SOURCE DATA:
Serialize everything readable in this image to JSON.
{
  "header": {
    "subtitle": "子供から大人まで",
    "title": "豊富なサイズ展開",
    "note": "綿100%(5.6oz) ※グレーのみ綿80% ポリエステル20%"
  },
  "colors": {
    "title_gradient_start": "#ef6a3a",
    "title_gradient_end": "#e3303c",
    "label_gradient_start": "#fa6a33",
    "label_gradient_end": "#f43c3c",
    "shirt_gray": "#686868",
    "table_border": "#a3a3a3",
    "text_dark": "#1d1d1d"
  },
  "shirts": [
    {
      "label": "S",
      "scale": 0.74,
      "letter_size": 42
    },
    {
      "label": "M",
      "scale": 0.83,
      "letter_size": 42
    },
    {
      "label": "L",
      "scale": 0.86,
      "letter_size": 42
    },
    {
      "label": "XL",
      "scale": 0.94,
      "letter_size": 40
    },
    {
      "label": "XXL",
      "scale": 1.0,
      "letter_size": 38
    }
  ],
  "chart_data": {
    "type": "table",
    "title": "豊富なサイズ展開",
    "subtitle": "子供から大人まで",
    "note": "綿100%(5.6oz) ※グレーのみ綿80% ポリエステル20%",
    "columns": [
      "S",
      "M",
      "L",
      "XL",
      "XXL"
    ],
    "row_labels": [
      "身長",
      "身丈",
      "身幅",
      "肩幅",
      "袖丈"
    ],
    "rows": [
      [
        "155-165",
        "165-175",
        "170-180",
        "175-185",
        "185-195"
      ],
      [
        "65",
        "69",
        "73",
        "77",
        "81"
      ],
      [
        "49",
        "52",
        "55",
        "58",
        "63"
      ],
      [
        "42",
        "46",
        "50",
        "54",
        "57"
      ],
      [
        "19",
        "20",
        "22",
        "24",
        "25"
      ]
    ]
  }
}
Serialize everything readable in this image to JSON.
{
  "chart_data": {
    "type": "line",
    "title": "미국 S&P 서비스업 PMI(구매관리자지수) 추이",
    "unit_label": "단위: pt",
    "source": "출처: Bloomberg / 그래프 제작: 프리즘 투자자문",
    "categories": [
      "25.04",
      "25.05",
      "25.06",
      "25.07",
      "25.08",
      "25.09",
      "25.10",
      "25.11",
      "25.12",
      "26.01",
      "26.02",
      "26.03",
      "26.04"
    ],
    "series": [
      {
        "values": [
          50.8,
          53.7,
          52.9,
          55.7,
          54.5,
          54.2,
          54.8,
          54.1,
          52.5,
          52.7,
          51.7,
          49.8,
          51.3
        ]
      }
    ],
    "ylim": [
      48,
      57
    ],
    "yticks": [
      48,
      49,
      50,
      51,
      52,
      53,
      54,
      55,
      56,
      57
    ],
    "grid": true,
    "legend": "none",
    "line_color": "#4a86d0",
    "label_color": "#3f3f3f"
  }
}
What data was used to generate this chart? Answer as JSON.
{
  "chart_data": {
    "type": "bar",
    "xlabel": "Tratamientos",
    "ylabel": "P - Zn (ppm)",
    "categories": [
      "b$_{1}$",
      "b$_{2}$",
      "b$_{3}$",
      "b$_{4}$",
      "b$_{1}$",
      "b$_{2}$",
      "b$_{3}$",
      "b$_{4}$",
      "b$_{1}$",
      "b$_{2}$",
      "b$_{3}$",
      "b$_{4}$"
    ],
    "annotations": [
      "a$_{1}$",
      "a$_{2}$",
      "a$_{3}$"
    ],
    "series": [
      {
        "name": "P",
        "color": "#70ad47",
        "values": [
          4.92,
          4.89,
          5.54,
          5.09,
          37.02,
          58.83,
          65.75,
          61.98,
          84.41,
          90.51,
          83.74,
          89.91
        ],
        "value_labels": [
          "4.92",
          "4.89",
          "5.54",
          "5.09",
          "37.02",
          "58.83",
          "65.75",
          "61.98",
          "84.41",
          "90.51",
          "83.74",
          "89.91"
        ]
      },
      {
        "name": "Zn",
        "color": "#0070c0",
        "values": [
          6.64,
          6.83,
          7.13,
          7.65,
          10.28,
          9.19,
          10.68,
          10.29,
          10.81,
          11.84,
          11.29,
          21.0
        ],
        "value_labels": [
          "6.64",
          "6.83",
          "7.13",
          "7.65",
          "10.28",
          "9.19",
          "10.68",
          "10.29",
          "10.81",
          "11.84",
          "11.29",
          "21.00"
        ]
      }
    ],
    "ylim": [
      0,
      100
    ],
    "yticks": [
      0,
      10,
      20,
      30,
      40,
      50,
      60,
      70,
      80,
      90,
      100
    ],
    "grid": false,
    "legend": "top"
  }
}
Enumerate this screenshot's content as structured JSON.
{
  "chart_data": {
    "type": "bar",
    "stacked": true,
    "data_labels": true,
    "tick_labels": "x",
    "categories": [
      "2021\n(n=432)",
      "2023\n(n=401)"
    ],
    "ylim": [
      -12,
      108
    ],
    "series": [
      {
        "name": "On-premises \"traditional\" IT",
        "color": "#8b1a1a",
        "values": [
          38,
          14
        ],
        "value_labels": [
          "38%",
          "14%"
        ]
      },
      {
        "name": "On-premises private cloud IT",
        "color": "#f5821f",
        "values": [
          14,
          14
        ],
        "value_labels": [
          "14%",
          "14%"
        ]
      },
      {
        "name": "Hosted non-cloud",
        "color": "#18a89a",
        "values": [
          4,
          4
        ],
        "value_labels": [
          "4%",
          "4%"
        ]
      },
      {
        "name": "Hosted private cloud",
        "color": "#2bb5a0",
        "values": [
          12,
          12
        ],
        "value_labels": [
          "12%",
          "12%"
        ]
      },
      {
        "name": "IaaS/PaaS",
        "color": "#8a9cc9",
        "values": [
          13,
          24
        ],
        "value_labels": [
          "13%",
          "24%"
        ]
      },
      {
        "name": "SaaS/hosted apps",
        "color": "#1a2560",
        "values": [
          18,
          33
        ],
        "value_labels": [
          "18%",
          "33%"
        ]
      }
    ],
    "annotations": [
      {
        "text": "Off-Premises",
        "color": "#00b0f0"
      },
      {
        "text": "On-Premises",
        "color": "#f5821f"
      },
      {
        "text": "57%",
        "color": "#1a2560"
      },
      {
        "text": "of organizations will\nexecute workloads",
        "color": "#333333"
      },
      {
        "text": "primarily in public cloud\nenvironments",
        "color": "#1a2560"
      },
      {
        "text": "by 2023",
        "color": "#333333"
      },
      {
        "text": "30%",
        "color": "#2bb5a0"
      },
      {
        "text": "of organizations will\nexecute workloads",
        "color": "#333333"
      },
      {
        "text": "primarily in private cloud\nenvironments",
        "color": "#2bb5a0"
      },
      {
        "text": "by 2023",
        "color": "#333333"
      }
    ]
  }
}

BRIEF: The records above should be repeated in full, exactly as given.

RESULT FOR THIS EXERCISE:
Serialize everything readable in this image to JSON.
{
  "header": {
    "subtitle": "子供から大人まで",
    "title": "豊富なサイズ展開",
    "note": "綿100%(5.6oz) ※グレーのみ綿80% ポリエステル20%"
  },
  "colors": {
    "title_gradient_start": "#ef6a3a",
    "title_gradient_end": "#e3303c",
    "label_gradient_start": "#fa6a33",
    "label_gradient_end": "#f43c3c",
    "shirt_gray": "#686868",
    "table_border": "#a3a3a3",
    "text_dark": "#1d1d1d"
  },
  "shirts": [
    {
      "label": "S",
      "scale": 0.74,
      "letter_size": 42
    },
    {
      "label": "M",
      "scale": 0.83,
      "letter_size": 42
    },
    {
      "label": "L",
      "scale": 0.86,
      "letter_size": 42
    },
    {
      "label": "XL",
      "scale": 0.94,
      "letter_size": 40
    },
    {
      "label": "XXL",
      "scale": 1.0,
      "letter_size": 38
    }
  ],
  "chart_data": {
    "type": "table",
    "title": "豊富なサイズ展開",
    "subtitle": "子供から大人まで",
    "note": "綿100%(5.6oz) ※グレーのみ綿80% ポリエステル20%",
    "columns": [
      "S",
      "M",
      "L",
      "XL",
      "XXL"
    ],
    "row_labels": [
      "身長",
      "身丈",
      "身幅",
      "肩幅",
      "袖丈"
    ],
    "rows": [
      [
        "155-165",
        "165-175",
        "170-180",
        "175-185",
        "185-195"
      ],
      [
        "65",
        "69",
        "73",
        "77",
        "81"
      ],
      [
        "49",
        "52",
        "55",
        "58",
        "63"
      ],
      [
        "42",
        "46",
        "50",
        "54",
        "57"
      ],
      [
        "19",
        "20",
        "22",
        "24",
        "25"
      ]
    ]
  }
}
Serialize everything readable in this image to JSON.
{
  "chart_data": {
    "type": "line",
    "title": "미국 S&P 서비스업 PMI(구매관리자지수) 추이",
    "unit_label": "단위: pt",
    "source": "출처: Bloomberg / 그래프 제작: 프리즘 투자자문",
    "categories": [
      "25.04",
      "25.05",
      "25.06",
      "25.07",
      "25.08",
      "25.09",
      "25.10",
      "25.11",
      "25.12",
      "26.01",
      "26.02",
      "26.03",
      "26.04"
    ],
    "series": [
      {
        "values": [
          50.8,
          53.7,
          52.9,
          55.7,
          54.5,
          54.2,
          54.8,
          54.1,
          52.5,
          52.7,
          51.7,
          49.8,
          51.3
        ]
      }
    ],
    "ylim": [
      48,
      57
    ],
    "yticks": [
      48,
      49,
      50,
      51,
      52,
      53,
      54,
      55,
      56,
      57
    ],
    "grid": true,
    "legend": "none",
    "line_color": "#4a86d0",
    "label_color": "#3f3f3f"
  }
}
What data was used to generate this chart? Answer as JSON.
{
  "chart_data": {
    "type": "bar",
    "xlabel": "Tratamientos",
    "ylabel": "P - Zn (ppm)",
    "categories": [
      "b$_{1}$",
      "b$_{2}$",
      "b$_{3}$",
      "b$_{4}$",
      "b$_{1}$",
      "b$_{2}$",
      "b$_{3}$",
      "b$_{4}$",
      "b$_{1}$",
      "b$_{2}$",
      "b$_{3}$",
      "b$_{4}$"
    ],
    "annotations": [
      "a$_{1}$",
      "a$_{2}$",
      "a$_{3}$"
    ],
    "series": [
      {
        "name": "P",
        "color": "#70ad47",
        "values": [
          4.92,
          4.89,
          5.54,
          5.09,
          37.02,
          58.83,
          65.75,
          61.98,
          84.41,
          90.51,
          83.74,
          89.91
        ],
        "value_labels": [
          "4.92",
          "4.89",
          "5.54",
          "5.09",
          "37.02",
          "58.83",
          "65.75",
          "61.98",
          "84.41",
          "90.51",
          "83.74",
          "89.91"
        ]
      },
      {
        "name": "Zn",
        "color": "#0070c0",
        "values": [
          6.64,
          6.83,
          7.13,
          7.65,
          10.28,
          9.19,
          10.68,
          10.29,
          10.81,
          11.84,
          11.29,
          21.0
        ],
        "value_labels": [
          "6.64",
          "6.83",
          "7.13",
          "7.65",
          "10.28",
          "9.19",
          "10.68",
          "10.29",
          "10.81",
          "11.84",
          "11.29",
          "21.00"
        ]
      }
    ],
    "ylim": [
      0,
      100
    ],
    "yticks": [
      0,
      10,
      20,
      30,
      40,
      50,
      60,
      70,
      80,
      90,
      100
    ],
    "grid": false,
    "legend": "top"
  }
}
Enumerate this screenshot's content as structured JSON.
{
  "chart_data": {
    "type": "bar",
    "stacked": true,
    "data_labels": true,
    "tick_labels": "x",
    "categories": [
      "2021\n(n=432)",
      "2023\n(n=401)"
    ],
    "ylim": [
      -12,
      108
    ],
    "series": [
      {
        "name": "On-premises \"traditional\" IT",
        "color": "#8b1a1a",
        "values": [
          38,
          14
        ],
        "value_labels": [
          "38%",
          "14%"
        ]
      },
      {
        "name": "On-premises private cloud IT",
        "color": "#f5821f",
        "values": [
          14,
          14
        ],
        "value_labels": [
          "14%",
          "14%"
        ]
      },
      {
        "name": "Hosted non-cloud",
        "color": "#18a89a",
        "values": [
          4,
          4
        ],
        "value_labels": [
          "4%",
          "4%"
        ]
      },
      {
        "name": "Hosted private cloud",
        "color": "#2bb5a0",
        "values": [
          12,
          12
        ],
        "value_labels": [
          "12%",
          "12%"
        ]
      },
      {
        "name": "IaaS/PaaS",
        "color": "#8a9cc9",
        "values": [
          13,
          24
        ],
        "value_labels": [
          "13%",
          "24%"
        ]
      },
      {
        "name": "SaaS/hosted apps",
        "color": "#1a2560",
        "values": [
          18,
          33
        ],
        "value_labels": [
          "18%",
          "33%"
        ]
      }
    ],
    "annotations": [
      {
        "text": "Off-Premises",
        "color": "#00b0f0"
      },
      {
        "text": "On-Premises",
        "color": "#f5821f"
      },
      {
        "text": "57%",
        "color": "#1a2560"
      },
      {
        "text": "of organizations will\nexecute workloads",
        "color": "#333333"
      },
      {
        "text": "primarily in public cloud\nenvironments",
        "color": "#1a2560"
      },
      {
        "text": "by 2023",
        "color": "#333333"
      },
      {
        "text": "30%",
        "color": "#2bb5a0"
      },
      {
        "text": "of organizations will\nexecute workloads",
        "color": "#333333"
      },
      {
        "text": "primarily in private cloud\nenvironments",
        "color": "#2bb5a0"
      },
      {
        "text": "by 2023",
        "color": "#333333"
      }
    ]
  }
}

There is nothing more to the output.